Task prompt
What follows are records. Restate all of them word for word.
#### Dataset extract
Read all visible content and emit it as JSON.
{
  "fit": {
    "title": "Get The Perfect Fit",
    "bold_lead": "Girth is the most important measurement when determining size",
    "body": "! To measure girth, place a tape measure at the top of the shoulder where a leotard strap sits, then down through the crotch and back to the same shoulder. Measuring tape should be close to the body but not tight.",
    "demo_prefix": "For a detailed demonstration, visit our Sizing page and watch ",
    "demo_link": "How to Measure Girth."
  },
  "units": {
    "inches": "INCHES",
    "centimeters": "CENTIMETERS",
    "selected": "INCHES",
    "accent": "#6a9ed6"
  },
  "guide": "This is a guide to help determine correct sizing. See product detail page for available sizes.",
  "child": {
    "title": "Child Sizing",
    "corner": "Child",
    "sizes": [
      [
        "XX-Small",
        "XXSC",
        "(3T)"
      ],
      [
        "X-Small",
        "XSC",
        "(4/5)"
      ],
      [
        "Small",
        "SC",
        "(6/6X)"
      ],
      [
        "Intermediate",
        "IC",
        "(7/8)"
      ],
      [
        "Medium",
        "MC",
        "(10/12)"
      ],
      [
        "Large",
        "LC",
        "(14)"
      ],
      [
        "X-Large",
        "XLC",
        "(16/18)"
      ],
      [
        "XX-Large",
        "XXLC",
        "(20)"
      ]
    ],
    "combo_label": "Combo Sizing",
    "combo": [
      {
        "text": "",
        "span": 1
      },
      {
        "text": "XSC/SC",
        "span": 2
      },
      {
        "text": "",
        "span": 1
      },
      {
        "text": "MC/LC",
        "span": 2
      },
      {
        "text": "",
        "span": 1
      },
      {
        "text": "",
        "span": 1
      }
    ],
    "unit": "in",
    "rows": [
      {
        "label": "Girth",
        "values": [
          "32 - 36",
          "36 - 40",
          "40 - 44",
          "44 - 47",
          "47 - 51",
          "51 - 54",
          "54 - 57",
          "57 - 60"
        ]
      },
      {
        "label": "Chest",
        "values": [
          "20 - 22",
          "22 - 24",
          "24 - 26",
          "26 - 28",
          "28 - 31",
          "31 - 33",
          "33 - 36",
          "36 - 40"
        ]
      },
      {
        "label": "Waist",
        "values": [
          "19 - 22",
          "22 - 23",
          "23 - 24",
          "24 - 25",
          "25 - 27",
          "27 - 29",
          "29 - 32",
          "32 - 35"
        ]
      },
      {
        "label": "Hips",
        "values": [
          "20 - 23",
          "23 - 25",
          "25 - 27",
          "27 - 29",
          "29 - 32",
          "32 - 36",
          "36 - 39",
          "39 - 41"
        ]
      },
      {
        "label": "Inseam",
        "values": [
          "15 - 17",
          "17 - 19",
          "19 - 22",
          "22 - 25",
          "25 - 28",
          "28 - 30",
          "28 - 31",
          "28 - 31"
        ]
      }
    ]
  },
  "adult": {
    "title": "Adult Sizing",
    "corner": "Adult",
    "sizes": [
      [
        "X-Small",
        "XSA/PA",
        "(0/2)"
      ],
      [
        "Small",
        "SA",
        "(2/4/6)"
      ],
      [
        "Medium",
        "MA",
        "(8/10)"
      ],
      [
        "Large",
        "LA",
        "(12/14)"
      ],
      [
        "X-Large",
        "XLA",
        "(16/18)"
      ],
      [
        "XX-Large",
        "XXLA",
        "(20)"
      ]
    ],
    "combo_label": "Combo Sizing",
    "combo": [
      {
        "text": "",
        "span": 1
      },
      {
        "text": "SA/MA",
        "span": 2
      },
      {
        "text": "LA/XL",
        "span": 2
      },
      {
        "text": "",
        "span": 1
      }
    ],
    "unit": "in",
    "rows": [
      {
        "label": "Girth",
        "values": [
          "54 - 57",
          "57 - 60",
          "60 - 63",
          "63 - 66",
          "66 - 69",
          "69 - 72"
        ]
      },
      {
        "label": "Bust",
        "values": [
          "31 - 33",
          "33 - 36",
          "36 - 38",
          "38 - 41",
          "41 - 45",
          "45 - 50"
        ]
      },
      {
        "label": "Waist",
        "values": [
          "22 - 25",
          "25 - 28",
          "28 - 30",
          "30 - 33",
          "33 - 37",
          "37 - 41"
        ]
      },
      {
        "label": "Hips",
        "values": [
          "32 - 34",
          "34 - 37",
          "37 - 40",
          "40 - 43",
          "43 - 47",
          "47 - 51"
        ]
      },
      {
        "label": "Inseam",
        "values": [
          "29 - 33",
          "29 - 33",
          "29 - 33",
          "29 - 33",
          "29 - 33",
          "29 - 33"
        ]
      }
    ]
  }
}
########
Full solution
Read all visible content and emit it as JSON.
{
  "fit": {
    "title": "Get The Perfect Fit",
    "bold_lead": "Girth is the most important measurement when determining size",
    "body": "! To measure girth, place a tape measure at the top of the shoulder where a leotard strap sits, then down through the crotch and back to the same shoulder. Measuring tape should be close to the body but not tight.",
    "demo_prefix": "For a detailed demonstration, visit our Sizing page and watch ",
    "demo_link": "How to Measure Girth."
  },
  "units": {
    "inches": "INCHES",
    "centimeters": "CENTIMETERS",
    "selected": "INCHES",
    "accent": "#6a9ed6"
  },
  "guide": "This is a guide to help determine correct sizing. See product detail page for available sizes.",
  "child": {
    "title": "Child Sizing",
    "corner": "Child",
    "sizes": [
      [
        "XX-Small",
        "XXSC",
        "(3T)"
      ],
      [
        "X-Small",
        "XSC",
        "(4/5)"
      ],
      [
        "Small",
        "SC",
        "(6/6X)"
      ],
      [
        "Intermediate",
        "IC",
        "(7/8)"
      ],
      [
        "Medium",
        "MC",
        "(10/12)"
      ],
      [
        "Large",
        "LC",
        "(14)"
      ],
      [
        "X-Large",
        "XLC",
        "(16/18)"
      ],
      [
        "XX-Large",
        "XXLC",
        "(20)"
      ]
    ],
    "combo_label": "Combo Sizing",
    "combo": [
      {
        "text": "",
        "span": 1
      },
      {
        "text": "XSC/SC",
        "span": 2
      },
      {
        "text": "",
        "span": 1
      },
      {
        "text": "MC/LC",
        "span": 2
      },
      {
        "text": "",
        "span": 1
      },
      {
        "text": "",
        "span": 1
      }
    ],
    "unit": "in",
    "rows": [
      {
        "label": "Girth",
        "values": [
          "32 - 36",
          "36 - 40",
          "40 - 44",
          "44 - 47",
          "47 - 51",
          "51 - 54",
          "54 - 57",
          "57 - 60"
        ]
      },
      {
        "label": "Chest",
        "values": [
          "20 - 22",
          "22 - 24",
          "24 - 26",
          "26 - 28",
          "28 - 31",
          "31 - 33",
          "33 - 36",
          "36 - 40"
        ]
      },
      {
        "label": "Waist",
        "values": [
          "19 - 22",
          "22 - 23",
          "23 - 24",
          "24 - 25",
          "25 - 27",
          "27 - 29",
          "29 - 32",
          "32 - 35"
        ]
      },
      {
        "label": "Hips",
        "values": [
          "20 - 23",
          "23 - 25",
          "25 - 27",
          "27 - 29",
          "29 - 32",
          "32 - 36",
          "36 - 39",
          "39 - 41"
        ]
      },
      {
        "label": "Inseam",
        "values": [
          "15 - 17",
          "17 - 19",
          "19 - 22",
          "22 - 25",
          "25 - 28",
          "28 - 30",
          "28 - 31",
          "28 - 31"
        ]
      }
    ]
  },
  "adult": {
    "title": "Adult Sizing",
    "corner": "Adult",
    "sizes": [
      [
        "X-Small",
        "XSA/PA",
        "(0/2)"
      ],
      [
        "Small",
        "SA",
        "(2/4/6)"
      ],
      [
        "Medium",
        "MA",
        "(8/10)"
      ],
      [
        "Large",
        "LA",
        "(12/14)"
      ],
      [
        "X-Large",
        "XLA",
        "(16/18)"
      ],
      [
        "XX-Large",
        "XXLA",
        "(20)"
      ]
    ],
    "combo_label": "Combo Sizing",
    "combo": [
      {
        "text": "",
        "span": 1
      },
      {
        "text": "SA/MA",
        "span": 2
      },
      {
        "text": "LA/XL",
        "span": 2
      },
      {
        "text": "",
        "span": 1
      }
    ],
    "unit": "in",
    "rows": [
      {
        "label": "Girth",
        "values": [
          "54 - 57",
          "57 - 60",
          "60 - 63",
          "63 - 66",
          "66 - 69",
          "69 - 72"
        ]
      },
      {
        "label": "Bust",
        "values": [
          "31 - 33",
          "33 - 36",
          "36 - 38",
          "38 - 41",
          "41 - 45",
          "45 - 50"
        ]
      },
      {
        "label": "Waist",
        "values": [
          "22 - 25",
          "25 - 28",
          "28 - 30",
          "30 - 33",
          "33 - 37",
          "37 - 41"
        ]
      },
      {
        "label": "Hips",
        "values": [
          "32 - 34",
          "34 - 37",
          "37 - 40",
          "40 - 43",
          "43 - 47",
          "47 - 51"
        ]
      },
      {
        "label": "Inseam",
        "values": [
          "29 - 33",
          "29 - 33",
          "29 - 33",
          "29 - 33",
          "29 - 33",
          "29 - 33"
        ]
      }
    ]
  }
}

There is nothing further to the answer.